Bounding box annotations

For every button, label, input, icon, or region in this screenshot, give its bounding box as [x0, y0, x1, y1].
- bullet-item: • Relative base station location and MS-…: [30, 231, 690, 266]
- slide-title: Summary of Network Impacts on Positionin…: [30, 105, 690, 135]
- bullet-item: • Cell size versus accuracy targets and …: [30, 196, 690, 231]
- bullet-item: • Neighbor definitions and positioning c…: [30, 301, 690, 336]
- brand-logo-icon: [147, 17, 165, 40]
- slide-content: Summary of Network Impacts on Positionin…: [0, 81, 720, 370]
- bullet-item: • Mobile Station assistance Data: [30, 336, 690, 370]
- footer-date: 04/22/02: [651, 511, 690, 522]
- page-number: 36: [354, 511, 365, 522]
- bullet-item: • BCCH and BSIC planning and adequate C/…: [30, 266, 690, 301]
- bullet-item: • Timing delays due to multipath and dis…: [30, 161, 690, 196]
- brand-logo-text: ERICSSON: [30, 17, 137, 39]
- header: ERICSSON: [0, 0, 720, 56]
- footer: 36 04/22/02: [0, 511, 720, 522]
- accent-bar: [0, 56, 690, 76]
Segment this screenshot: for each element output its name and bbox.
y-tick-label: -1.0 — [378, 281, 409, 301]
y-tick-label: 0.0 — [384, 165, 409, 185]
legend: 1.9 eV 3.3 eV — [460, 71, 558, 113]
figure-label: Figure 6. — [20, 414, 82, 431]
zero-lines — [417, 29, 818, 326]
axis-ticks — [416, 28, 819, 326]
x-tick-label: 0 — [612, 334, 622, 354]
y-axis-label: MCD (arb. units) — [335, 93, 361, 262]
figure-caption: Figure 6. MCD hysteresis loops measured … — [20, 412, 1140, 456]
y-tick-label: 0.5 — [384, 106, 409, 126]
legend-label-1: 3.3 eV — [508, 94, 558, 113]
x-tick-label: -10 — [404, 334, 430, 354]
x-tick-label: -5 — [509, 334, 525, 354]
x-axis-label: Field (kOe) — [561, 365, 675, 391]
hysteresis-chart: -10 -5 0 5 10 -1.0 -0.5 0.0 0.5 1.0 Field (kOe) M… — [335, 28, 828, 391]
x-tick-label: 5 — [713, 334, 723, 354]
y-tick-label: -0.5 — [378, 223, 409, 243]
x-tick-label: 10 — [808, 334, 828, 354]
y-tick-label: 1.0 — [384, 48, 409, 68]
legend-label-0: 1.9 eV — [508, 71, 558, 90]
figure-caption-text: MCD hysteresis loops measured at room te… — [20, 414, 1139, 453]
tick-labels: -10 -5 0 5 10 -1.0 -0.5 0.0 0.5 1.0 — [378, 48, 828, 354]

---

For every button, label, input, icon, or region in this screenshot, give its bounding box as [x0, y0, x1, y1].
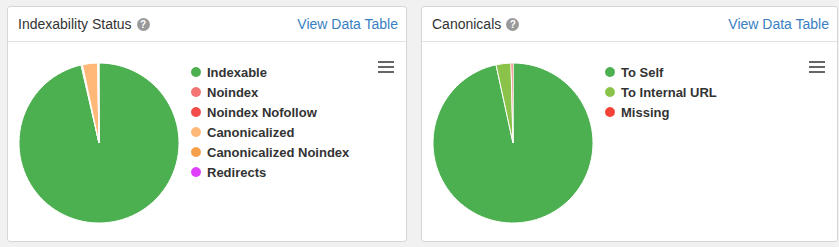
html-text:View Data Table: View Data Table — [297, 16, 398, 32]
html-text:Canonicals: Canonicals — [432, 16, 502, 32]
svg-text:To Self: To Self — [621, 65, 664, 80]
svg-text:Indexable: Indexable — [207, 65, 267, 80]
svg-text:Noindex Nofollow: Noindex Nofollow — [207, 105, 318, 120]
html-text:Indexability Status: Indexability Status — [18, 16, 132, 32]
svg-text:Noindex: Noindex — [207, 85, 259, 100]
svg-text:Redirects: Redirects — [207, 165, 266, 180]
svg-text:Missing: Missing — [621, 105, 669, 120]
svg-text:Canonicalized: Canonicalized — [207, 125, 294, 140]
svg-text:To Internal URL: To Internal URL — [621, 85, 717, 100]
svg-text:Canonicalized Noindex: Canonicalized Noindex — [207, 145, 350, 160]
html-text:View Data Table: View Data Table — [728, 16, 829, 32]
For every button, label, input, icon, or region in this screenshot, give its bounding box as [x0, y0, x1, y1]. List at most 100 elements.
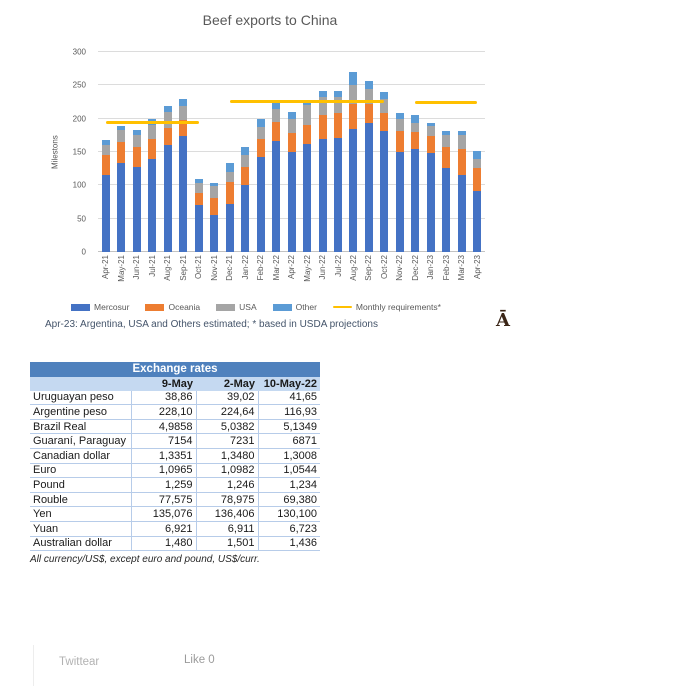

> _Exercise aim_
Please copy the material word for word, starting at the line containing "Segment this screenshot: for" and ending with the line containing "tick-labels: -10 -5", both included.

> _In response_
Segment this screenshot: for each element output its name and bbox.
y-tick-label: -1.0 — [378, 281, 409, 301]
y-tick-label: 0.0 — [384, 165, 409, 185]
legend: 1.9 eV 3.3 eV — [460, 71, 558, 113]
figure-label: Figure 6. — [20, 414, 82, 431]
zero-lines — [417, 29, 818, 326]
axis-ticks — [416, 28, 819, 326]
x-tick-label: 0 — [612, 334, 622, 354]
y-axis-label: MCD (arb. units) — [335, 93, 361, 262]
figure-caption: Figure 6. MCD hysteresis loops measured … — [20, 412, 1140, 456]
y-tick-label: 0.5 — [384, 106, 409, 126]
legend-label-1: 3.3 eV — [508, 94, 558, 113]
x-tick-label: -10 — [404, 334, 430, 354]
x-tick-label: -5 — [509, 334, 525, 354]
x-axis-label: Field (kOe) — [561, 365, 675, 391]
hysteresis-chart: -10 -5 0 5 10 -1.0 -0.5 0.0 0.5 1.0 Field (kOe) M… — [335, 28, 828, 391]
x-tick-label: 5 — [713, 334, 723, 354]
y-tick-label: -0.5 — [378, 223, 409, 243]
x-tick-label: 10 — [808, 334, 828, 354]
y-tick-label: 1.0 — [384, 48, 409, 68]
legend-label-0: 1.9 eV — [508, 71, 558, 90]
figure-caption-text: MCD hysteresis loops measured at room te… — [20, 414, 1139, 453]
tick-labels: -10 -5 0 5 10 -1.0 -0.5 0.0 0.5 1.0 — [378, 48, 828, 354]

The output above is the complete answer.